**TEXT SHOWN**
■ ■ ■ ■
Loyal Toward Reality

Winter Dialogue

by Tomas Venclova, translated by Diana Senechal
Hydra Books/Northwestern University Press, 148 pp., $22.50

Adam Zagajewski
Adam Zagajewski; drawing by David Levine

In the introduction to an anthology of Polish poetry that he published some thirty years ago, Czeslaw Milosz remarked that “a historical steamroller” had passed several times through his luckless country, yet Polish poets had frequently benefited from their trials, and had emerged “perhaps more energetic” than their Western colleagues and “better prepared” to interpret the human condition. It was a challenging statement at the time, but the intervening thirty years have shown that not only Polish writers but also writers from the other steamrollered countries of Central Europe have had something of their own to tell us.

Not least among them is Milosz himself. Preeminently a poet (with more than a dozen volumes to his credit so far, not counting the Selected Poems), he is also the author of powerful books that combine memoir with reflections on history (The Captive Mind, Native Realm), a fine autobiographical novel (The Issa Valley), and several collections of critical essays, including Emperor of the Earth, The Witness of Poetry, and Beginning with My Streets. Throughout his career Milosz has brought to his work a sense of urgency about people in difficult times and places. Beginning with the Polish anthology, he has also been a tireless translator and collector of works by other poets, and a generous promoter of the kinds of writing he admires.
■ ■ ■ ■
**MATERIAL PROVIDED**

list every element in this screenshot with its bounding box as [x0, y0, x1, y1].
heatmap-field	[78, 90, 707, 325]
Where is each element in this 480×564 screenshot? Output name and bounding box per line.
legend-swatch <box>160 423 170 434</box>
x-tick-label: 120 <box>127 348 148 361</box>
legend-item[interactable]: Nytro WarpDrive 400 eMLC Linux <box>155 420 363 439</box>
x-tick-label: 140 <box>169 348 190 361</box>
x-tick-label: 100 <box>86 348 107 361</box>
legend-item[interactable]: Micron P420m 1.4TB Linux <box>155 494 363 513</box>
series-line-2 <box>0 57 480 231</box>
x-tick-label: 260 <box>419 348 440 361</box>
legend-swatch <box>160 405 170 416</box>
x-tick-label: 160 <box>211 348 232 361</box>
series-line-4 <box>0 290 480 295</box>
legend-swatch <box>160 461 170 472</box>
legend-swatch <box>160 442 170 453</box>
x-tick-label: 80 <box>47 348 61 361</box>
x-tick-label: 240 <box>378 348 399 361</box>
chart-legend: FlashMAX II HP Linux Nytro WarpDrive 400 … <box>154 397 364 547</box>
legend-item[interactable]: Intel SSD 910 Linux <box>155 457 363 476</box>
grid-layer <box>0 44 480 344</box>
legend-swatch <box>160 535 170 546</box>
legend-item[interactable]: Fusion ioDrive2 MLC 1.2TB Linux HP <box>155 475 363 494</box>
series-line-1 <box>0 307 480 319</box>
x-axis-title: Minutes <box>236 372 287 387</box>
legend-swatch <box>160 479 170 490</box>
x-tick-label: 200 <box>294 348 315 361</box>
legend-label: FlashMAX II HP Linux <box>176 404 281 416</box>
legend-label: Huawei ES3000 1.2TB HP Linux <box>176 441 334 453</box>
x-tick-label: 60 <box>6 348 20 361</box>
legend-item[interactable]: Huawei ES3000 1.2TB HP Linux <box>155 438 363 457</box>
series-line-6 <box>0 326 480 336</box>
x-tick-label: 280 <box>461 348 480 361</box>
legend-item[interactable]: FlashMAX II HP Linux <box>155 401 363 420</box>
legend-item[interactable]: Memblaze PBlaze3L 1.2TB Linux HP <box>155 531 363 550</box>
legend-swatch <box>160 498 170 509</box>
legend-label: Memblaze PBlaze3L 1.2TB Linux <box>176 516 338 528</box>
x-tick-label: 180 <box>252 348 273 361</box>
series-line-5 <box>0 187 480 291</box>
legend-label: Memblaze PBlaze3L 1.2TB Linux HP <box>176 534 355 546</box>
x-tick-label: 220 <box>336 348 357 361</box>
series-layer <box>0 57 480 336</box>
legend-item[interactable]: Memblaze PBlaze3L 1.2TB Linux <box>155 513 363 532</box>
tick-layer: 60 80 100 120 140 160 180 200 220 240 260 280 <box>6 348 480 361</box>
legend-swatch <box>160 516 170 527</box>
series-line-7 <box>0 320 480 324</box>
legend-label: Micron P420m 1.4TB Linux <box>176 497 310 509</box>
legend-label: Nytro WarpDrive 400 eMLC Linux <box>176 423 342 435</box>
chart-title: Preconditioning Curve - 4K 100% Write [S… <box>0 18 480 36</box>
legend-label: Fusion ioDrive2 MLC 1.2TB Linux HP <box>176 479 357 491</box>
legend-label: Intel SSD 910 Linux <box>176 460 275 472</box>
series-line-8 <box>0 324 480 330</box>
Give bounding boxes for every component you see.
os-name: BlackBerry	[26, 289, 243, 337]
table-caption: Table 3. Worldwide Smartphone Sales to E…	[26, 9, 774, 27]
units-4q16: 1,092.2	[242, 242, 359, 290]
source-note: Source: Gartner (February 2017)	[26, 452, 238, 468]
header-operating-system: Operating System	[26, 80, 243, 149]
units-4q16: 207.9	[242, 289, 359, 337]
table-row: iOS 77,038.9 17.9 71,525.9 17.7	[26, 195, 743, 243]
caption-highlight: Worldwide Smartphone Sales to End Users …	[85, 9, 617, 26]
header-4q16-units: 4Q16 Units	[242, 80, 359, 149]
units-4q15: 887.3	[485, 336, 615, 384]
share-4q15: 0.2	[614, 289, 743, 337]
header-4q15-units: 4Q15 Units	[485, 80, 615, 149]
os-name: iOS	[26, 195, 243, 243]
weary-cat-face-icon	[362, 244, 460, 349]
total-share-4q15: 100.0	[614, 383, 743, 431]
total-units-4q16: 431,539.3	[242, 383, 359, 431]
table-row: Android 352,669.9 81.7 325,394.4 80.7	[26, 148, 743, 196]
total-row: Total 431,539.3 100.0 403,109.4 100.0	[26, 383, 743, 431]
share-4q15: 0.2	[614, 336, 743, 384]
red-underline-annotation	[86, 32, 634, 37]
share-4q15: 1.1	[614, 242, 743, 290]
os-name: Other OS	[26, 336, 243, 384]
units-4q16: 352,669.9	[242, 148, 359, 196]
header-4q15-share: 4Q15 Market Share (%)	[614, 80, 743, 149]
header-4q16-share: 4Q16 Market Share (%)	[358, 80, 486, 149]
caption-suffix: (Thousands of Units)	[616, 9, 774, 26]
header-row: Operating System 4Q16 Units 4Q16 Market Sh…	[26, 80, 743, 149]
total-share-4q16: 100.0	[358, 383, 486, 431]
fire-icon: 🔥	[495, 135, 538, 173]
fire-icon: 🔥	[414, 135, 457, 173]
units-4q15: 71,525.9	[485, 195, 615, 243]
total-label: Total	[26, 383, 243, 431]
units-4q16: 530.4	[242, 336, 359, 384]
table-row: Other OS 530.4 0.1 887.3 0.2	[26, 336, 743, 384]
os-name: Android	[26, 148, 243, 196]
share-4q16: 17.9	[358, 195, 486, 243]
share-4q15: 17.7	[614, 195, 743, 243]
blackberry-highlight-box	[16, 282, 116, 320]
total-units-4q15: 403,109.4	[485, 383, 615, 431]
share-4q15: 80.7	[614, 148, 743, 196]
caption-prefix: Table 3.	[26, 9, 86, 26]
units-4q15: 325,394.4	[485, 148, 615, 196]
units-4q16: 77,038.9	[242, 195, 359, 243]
■ ■ ■ ■
**WRITTEN TASK**
Can you turn the paragraph in the review above that begins "Not least among them is Milosz himself" into a short bulleted list of its main facts?

**IN RESPONSE**
- Milosz is himself one of the notable writers from Central Europe.
- He is mainly a poet, with more than a dozen volumes so far, not counting the Selected Poems.
- His books combining memoir with reflections on history include The Captive Mind and Native Realm.
- He wrote an autobiographical novel, The Issa Valley.
- His collections of critical essays include Emperor of the Earth, The Witness of Poetry, and Beginning with My Streets.
- His work shows a sense of urgency about people in difficult times and places.
- Starting with the Polish anthology, he has tirelessly translated and collected other poets' work and generously promoted the kinds of writing he admires.